§ Record extracts:

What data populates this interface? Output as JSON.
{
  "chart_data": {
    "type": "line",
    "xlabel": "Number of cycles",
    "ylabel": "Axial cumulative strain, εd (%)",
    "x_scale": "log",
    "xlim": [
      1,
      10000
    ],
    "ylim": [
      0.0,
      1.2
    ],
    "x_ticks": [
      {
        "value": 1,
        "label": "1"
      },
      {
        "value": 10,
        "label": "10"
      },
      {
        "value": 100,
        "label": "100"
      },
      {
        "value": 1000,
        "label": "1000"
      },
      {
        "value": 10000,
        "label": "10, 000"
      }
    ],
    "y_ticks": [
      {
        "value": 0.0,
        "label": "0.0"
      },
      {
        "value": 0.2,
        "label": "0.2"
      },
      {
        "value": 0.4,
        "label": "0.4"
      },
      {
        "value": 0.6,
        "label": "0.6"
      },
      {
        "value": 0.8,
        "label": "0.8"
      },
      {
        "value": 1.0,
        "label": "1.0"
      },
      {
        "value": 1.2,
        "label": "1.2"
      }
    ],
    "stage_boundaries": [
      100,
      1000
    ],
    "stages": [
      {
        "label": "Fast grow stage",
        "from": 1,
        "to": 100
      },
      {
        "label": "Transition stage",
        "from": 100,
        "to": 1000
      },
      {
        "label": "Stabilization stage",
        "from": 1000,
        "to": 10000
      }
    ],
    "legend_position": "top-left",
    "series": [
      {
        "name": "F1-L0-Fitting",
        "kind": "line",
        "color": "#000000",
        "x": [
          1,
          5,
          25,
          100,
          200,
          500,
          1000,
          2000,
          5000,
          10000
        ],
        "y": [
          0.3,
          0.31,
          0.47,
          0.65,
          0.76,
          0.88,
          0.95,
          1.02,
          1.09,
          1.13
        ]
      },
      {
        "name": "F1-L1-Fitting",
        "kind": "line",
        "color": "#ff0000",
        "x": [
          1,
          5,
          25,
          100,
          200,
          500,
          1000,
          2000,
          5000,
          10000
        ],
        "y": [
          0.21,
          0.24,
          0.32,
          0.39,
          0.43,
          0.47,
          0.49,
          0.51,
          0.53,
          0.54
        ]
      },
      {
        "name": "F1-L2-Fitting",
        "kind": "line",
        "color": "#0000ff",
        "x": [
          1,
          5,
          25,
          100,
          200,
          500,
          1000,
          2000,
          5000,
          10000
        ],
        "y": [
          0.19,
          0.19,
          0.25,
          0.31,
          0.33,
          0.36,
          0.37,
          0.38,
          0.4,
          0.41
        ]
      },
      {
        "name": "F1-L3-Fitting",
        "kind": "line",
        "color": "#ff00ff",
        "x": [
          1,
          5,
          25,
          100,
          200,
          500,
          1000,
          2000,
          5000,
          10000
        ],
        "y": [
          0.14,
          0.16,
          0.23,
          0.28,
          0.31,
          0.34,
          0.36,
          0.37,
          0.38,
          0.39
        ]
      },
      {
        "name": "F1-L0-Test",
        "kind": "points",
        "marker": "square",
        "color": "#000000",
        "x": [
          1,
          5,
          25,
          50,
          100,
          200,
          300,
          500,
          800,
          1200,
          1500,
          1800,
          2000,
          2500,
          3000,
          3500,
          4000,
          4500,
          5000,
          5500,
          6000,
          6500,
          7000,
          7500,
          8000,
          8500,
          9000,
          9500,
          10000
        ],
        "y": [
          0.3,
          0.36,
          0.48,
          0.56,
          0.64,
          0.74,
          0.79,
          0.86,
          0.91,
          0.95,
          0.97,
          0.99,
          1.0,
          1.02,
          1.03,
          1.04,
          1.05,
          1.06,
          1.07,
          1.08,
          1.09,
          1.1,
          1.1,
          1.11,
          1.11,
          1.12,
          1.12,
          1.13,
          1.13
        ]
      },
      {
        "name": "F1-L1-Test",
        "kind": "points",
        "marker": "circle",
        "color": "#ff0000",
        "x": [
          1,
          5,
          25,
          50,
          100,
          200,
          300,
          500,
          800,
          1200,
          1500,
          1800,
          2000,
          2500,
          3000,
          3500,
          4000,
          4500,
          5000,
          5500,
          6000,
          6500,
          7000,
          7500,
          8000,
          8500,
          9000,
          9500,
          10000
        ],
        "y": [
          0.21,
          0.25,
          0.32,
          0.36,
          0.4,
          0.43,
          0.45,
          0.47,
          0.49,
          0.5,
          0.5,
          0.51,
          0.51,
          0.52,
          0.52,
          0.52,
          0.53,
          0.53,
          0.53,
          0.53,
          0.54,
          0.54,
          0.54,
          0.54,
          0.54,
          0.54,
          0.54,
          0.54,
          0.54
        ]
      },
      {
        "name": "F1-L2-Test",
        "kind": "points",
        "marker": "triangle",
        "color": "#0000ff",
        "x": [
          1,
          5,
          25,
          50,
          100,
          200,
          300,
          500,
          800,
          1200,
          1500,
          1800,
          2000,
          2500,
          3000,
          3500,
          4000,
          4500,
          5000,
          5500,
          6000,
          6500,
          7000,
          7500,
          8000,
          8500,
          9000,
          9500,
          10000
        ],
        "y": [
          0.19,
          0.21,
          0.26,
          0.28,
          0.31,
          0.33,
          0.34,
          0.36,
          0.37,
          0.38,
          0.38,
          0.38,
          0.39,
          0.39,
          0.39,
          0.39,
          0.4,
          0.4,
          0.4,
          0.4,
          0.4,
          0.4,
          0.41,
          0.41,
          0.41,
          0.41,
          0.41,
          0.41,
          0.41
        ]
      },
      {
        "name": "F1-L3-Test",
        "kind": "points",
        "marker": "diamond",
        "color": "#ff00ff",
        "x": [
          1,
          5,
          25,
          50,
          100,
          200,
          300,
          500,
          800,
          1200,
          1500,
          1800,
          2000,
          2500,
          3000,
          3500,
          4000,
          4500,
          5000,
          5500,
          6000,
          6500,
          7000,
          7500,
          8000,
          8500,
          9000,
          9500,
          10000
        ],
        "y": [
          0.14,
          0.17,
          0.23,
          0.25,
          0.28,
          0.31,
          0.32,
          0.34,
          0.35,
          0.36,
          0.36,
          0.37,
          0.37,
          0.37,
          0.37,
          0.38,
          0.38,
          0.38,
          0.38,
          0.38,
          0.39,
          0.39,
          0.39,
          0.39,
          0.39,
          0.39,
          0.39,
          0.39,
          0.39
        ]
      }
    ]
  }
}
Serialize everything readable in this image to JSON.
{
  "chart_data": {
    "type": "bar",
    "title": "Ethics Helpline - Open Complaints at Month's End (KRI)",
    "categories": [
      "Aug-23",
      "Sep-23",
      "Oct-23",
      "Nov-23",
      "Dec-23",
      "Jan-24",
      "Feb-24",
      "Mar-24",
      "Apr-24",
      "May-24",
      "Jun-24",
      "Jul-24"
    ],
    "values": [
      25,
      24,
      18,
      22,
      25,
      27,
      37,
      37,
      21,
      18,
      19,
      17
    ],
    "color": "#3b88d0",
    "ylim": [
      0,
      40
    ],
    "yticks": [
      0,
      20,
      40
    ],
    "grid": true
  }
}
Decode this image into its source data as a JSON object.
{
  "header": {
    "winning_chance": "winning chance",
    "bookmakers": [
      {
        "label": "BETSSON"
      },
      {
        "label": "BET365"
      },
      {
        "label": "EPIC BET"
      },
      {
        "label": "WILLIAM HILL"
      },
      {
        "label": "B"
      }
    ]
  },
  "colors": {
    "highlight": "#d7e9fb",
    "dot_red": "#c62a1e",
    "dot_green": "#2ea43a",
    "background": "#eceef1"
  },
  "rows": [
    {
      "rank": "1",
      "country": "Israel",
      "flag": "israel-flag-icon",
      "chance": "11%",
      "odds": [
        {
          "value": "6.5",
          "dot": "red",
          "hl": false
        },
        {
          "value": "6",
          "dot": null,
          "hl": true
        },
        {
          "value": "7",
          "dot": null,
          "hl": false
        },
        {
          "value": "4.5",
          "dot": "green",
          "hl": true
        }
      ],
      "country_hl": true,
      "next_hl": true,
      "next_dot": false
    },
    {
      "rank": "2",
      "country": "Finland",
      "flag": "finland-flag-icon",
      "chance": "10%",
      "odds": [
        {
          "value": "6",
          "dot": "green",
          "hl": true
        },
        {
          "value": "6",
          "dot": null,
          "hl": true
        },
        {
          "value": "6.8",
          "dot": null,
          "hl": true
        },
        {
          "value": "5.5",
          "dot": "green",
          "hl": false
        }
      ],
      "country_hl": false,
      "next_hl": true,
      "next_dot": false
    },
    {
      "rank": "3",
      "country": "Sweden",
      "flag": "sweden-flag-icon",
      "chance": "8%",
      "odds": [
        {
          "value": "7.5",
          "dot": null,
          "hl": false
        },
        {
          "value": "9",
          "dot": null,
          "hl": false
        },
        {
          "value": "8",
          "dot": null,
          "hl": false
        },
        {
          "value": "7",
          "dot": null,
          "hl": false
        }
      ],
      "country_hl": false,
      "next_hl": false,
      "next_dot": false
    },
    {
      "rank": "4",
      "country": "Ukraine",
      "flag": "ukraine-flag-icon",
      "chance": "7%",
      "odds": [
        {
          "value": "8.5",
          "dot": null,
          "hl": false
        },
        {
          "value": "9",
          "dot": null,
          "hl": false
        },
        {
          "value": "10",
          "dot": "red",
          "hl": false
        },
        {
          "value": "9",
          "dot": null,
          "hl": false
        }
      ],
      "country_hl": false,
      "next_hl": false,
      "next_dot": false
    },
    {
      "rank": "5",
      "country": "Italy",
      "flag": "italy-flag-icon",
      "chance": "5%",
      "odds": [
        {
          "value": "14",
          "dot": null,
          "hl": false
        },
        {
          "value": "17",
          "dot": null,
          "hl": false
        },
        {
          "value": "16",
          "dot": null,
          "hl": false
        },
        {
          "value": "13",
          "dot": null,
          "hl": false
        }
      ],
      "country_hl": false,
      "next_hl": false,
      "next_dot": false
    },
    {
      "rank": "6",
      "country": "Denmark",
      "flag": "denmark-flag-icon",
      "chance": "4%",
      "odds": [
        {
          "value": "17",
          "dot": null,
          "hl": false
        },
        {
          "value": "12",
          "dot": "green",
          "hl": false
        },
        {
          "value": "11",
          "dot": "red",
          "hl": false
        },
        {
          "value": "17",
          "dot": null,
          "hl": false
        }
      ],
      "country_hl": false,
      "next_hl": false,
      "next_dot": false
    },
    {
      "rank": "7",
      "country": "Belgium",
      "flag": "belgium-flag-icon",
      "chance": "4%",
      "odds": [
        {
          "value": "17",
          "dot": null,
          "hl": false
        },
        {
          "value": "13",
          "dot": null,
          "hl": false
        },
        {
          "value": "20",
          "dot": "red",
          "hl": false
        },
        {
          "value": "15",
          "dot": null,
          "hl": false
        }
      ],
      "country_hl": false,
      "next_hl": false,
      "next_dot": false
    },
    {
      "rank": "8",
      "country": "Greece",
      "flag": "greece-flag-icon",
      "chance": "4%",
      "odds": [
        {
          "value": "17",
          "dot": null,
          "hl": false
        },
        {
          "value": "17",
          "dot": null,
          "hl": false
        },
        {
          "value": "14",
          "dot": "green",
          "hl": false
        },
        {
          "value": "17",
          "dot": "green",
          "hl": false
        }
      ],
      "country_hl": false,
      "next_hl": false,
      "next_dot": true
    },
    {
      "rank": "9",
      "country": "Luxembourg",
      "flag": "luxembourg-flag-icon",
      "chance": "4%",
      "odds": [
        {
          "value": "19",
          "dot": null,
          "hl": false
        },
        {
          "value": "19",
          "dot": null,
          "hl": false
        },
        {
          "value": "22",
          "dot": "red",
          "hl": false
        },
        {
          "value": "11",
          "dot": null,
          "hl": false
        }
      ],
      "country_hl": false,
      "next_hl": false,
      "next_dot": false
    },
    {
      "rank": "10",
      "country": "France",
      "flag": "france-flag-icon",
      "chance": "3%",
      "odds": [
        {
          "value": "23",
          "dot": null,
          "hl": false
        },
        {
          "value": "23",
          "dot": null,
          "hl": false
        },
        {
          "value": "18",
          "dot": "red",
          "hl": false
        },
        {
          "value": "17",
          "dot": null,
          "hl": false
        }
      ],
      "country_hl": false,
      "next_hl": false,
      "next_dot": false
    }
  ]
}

§ Exercise details: Note each line of the entries that has "rank" in it, and copy those lines.

§ Final result:
      "rank": "1",
      "rank": "2",
      "rank": "3",
      "rank": "4",
      "rank": "5",
      "rank": "6",
      "rank": "7",
      "rank": "8",
      "rank": "9",
      "rank": "10",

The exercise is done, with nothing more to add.